Data entries for graphics
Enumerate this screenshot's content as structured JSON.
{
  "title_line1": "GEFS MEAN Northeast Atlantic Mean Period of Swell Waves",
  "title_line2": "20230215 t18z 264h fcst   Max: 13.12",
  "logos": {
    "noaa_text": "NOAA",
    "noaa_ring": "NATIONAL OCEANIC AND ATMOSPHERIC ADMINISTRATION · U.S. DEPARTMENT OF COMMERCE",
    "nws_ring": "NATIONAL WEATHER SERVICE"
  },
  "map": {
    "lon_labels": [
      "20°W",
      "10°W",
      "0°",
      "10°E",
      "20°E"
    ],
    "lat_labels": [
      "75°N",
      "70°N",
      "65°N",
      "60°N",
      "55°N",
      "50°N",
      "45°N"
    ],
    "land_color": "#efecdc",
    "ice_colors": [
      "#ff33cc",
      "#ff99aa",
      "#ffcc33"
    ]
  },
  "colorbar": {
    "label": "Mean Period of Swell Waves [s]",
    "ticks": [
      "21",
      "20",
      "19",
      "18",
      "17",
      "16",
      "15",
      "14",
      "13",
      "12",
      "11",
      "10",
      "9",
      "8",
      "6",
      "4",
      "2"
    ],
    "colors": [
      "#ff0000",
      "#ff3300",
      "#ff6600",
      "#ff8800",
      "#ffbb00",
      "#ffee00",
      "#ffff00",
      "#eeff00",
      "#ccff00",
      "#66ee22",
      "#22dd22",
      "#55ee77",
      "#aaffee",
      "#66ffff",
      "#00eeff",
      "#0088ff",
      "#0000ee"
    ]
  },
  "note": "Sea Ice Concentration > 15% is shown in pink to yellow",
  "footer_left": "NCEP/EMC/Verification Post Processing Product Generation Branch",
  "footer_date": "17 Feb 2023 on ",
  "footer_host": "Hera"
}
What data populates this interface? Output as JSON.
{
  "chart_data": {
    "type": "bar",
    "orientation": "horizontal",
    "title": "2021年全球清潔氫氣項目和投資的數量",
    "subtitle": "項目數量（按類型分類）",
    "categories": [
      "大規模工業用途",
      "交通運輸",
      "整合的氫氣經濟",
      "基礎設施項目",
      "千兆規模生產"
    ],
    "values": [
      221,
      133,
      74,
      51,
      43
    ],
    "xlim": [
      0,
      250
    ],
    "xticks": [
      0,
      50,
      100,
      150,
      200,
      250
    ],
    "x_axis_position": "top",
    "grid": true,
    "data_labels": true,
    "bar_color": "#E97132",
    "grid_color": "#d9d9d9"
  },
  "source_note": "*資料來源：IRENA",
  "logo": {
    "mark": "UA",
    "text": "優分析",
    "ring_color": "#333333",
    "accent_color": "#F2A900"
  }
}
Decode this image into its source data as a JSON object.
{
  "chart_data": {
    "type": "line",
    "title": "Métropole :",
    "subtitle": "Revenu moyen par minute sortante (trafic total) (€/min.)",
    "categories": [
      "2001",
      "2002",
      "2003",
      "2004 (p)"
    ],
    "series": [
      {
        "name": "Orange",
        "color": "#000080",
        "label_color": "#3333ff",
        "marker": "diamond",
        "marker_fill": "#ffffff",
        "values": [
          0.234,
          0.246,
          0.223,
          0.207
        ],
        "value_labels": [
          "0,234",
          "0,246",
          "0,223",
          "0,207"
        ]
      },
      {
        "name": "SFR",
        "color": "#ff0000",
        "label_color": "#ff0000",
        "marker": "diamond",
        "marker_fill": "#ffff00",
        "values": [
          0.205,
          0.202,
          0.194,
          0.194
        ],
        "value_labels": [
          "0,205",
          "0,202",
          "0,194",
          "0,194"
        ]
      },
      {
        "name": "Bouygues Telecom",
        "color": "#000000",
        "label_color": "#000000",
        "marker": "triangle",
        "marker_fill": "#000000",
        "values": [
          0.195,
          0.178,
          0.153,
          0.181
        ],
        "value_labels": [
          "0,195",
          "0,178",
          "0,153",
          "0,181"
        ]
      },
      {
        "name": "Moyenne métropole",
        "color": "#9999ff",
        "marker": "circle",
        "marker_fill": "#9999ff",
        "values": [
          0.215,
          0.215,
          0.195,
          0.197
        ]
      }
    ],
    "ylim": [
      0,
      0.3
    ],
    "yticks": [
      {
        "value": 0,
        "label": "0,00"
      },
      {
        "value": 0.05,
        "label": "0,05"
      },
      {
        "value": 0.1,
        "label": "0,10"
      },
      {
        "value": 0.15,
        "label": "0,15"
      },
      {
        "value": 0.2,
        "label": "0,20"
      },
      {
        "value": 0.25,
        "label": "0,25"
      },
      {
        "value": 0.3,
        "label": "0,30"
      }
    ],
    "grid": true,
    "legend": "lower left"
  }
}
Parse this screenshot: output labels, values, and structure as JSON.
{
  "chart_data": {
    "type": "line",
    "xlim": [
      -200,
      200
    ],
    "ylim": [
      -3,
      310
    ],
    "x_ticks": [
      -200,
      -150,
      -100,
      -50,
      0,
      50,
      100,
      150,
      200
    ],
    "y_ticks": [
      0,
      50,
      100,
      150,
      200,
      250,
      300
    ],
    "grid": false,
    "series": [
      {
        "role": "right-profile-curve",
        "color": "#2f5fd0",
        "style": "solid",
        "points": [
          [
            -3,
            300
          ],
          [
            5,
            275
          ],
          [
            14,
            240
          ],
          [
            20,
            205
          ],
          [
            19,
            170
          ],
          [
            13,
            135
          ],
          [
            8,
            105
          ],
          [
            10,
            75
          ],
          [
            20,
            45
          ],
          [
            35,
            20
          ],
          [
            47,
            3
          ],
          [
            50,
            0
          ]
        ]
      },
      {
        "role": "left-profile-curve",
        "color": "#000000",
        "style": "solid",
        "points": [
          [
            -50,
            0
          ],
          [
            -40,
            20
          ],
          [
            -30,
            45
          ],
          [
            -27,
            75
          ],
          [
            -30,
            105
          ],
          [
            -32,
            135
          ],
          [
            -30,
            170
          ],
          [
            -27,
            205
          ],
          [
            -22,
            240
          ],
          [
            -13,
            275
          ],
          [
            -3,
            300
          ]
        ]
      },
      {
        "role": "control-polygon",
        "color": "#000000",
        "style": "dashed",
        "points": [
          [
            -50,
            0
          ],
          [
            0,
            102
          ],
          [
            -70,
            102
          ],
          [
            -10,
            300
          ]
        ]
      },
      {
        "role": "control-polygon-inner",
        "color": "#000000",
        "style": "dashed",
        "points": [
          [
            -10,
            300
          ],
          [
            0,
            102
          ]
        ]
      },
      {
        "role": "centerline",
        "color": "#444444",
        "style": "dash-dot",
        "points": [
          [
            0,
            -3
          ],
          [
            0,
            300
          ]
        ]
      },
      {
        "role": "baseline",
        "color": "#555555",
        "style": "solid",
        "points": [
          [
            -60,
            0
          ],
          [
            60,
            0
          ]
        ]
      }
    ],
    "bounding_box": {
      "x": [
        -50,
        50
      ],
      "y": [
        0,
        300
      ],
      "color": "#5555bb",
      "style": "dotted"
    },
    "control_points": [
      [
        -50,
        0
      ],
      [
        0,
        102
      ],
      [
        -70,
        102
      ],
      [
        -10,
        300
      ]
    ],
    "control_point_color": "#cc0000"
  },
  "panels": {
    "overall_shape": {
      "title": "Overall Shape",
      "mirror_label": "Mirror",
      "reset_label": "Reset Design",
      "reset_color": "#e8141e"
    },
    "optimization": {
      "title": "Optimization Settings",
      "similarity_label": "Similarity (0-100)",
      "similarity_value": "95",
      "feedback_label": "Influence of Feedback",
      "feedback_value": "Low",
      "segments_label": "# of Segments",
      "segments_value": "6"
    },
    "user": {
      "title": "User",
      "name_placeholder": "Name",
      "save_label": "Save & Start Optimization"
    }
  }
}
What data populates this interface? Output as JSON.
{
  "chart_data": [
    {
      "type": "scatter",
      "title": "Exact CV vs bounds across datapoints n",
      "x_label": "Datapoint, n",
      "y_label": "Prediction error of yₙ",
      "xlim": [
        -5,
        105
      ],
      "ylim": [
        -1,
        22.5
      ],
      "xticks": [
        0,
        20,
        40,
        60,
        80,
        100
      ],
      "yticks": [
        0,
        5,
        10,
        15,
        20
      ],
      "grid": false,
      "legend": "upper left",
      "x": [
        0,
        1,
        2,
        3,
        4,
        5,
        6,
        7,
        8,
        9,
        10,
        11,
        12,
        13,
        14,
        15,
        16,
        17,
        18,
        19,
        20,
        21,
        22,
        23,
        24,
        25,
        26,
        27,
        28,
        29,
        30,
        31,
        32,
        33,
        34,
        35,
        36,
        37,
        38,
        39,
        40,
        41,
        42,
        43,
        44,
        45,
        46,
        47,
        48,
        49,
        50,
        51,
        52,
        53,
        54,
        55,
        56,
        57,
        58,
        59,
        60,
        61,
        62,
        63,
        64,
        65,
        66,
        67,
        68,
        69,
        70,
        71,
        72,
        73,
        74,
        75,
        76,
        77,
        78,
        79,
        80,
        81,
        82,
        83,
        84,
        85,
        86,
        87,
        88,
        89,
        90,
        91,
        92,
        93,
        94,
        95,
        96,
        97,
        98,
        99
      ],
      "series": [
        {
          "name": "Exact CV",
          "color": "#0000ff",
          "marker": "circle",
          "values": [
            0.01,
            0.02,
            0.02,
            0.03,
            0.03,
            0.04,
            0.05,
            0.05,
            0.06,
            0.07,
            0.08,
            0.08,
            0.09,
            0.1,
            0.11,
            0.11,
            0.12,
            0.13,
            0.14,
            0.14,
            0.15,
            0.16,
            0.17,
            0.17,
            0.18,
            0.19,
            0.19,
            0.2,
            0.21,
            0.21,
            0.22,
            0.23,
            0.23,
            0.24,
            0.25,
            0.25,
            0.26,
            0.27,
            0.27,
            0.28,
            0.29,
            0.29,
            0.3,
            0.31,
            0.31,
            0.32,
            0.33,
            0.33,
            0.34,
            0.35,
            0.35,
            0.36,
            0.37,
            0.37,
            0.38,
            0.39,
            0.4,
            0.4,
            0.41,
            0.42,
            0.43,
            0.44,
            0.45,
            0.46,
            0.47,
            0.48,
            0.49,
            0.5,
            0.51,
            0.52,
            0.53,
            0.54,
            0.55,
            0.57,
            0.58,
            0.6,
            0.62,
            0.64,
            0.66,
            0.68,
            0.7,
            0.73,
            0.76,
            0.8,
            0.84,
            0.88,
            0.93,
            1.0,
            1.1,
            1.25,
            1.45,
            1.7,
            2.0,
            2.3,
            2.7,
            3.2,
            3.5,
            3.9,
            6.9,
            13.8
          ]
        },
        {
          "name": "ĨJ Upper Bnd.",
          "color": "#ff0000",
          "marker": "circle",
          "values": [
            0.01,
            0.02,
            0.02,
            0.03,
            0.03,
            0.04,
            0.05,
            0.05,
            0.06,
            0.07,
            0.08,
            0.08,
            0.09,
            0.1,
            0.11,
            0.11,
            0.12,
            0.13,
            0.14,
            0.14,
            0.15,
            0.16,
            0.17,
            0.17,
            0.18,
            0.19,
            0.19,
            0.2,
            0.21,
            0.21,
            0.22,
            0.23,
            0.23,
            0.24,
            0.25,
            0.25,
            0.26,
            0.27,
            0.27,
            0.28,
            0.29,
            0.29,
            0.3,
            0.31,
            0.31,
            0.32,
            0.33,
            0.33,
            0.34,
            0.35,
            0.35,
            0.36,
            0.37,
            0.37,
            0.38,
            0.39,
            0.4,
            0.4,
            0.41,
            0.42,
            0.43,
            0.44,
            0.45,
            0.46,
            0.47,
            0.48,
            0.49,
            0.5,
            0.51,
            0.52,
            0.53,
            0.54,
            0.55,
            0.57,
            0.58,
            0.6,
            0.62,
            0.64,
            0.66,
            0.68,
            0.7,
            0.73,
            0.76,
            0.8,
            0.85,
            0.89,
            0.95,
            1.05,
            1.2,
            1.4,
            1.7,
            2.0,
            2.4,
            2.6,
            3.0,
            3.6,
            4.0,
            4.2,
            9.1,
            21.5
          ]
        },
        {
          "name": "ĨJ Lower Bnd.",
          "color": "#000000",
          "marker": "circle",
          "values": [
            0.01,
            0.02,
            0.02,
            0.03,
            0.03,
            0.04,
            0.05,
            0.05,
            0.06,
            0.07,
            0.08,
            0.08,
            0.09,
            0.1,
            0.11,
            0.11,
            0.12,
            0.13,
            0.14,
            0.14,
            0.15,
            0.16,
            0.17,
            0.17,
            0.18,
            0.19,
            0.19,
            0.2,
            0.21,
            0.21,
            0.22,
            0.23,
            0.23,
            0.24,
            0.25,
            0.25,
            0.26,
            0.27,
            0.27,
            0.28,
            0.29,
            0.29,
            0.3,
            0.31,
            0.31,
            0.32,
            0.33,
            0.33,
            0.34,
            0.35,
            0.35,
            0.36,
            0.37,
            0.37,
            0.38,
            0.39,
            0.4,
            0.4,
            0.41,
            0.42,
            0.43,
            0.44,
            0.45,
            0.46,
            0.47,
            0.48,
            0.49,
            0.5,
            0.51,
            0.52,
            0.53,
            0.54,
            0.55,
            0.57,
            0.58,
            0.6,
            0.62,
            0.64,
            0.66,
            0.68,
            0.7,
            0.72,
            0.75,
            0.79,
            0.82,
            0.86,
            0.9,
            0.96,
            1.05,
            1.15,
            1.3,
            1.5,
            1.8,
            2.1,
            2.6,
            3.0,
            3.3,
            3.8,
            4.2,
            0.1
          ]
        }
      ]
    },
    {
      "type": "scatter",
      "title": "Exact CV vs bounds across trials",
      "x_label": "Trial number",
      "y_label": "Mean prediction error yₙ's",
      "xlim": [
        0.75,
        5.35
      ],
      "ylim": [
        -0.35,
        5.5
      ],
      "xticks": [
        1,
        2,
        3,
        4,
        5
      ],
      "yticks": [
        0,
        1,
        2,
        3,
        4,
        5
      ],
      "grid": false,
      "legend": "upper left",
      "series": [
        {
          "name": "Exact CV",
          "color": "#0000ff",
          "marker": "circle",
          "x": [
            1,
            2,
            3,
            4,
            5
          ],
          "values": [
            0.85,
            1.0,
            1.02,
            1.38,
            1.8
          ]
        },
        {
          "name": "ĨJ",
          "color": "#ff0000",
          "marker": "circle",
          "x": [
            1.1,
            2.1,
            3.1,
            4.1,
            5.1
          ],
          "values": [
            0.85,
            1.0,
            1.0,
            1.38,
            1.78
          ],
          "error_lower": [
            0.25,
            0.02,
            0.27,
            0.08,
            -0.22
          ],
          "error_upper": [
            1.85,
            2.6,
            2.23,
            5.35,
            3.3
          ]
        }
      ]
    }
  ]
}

**SHORT PROBLEM:**
Go through the material above and count the lines that include "screenshot". Give the number alone.

**ANSWER BELOW:**
2